*EXERCISE REQUIREMENTS*.
Write out the entries again exactly as they are given.

※

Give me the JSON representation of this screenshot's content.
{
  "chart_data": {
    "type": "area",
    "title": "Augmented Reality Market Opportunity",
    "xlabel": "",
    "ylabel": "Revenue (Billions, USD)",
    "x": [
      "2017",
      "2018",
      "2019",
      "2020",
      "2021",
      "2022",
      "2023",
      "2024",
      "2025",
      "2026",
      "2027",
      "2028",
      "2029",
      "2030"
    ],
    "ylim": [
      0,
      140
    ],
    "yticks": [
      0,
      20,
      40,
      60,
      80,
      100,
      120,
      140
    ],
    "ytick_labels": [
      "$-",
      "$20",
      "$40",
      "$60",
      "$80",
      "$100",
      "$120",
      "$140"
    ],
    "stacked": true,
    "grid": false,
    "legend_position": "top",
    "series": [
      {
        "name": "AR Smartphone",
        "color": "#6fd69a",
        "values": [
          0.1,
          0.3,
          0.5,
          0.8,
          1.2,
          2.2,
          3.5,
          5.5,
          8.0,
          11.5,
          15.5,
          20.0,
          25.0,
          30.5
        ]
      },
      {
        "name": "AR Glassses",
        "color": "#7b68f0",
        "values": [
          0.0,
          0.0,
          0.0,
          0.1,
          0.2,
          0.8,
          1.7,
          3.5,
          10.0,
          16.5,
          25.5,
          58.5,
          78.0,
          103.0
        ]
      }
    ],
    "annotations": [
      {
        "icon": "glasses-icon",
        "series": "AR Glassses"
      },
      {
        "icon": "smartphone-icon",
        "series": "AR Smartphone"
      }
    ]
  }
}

※

*RESPONSE FOR THIS EXERCISE*.
Give me the JSON representation of this screenshot's content.
{
  "chart_data": {
    "type": "area",
    "title": "Augmented Reality Market Opportunity",
    "xlabel": "",
    "ylabel": "Revenue (Billions, USD)",
    "x": [
      "2017",
      "2018",
      "2019",
      "2020",
      "2021",
      "2022",
      "2023",
      "2024",
      "2025",
      "2026",
      "2027",
      "2028",
      "2029",
      "2030"
    ],
    "ylim": [
      0,
      140
    ],
    "yticks": [
      0,
      20,
      40,
      60,
      80,
      100,
      120,
      140
    ],
    "ytick_labels": [
      "$-",
      "$20",
      "$40",
      "$60",
      "$80",
      "$100",
      "$120",
      "$140"
    ],
    "stacked": true,
    "grid": false,
    "legend_position": "top",
    "series": [
      {
        "name": "AR Smartphone",
        "color": "#6fd69a",
        "values": [
          0.1,
          0.3,
          0.5,
          0.8,
          1.2,
          2.2,
          3.5,
          5.5,
          8.0,
          11.5,
          15.5,
          20.0,
          25.0,
          30.5
        ]
      },
      {
        "name": "AR Glassses",
        "color": "#7b68f0",
        "values": [
          0.0,
          0.0,
          0.0,
          0.1,
          0.2,
          0.8,
          1.7,
          3.5,
          10.0,
          16.5,
          25.5,
          58.5,
          78.0,
          103.0
        ]
      }
    ],
    "annotations": [
      {
        "icon": "glasses-icon",
        "series": "AR Glassses"
      },
      {
        "icon": "smartphone-icon",
        "series": "AR Smartphone"
      }
    ]
  }
}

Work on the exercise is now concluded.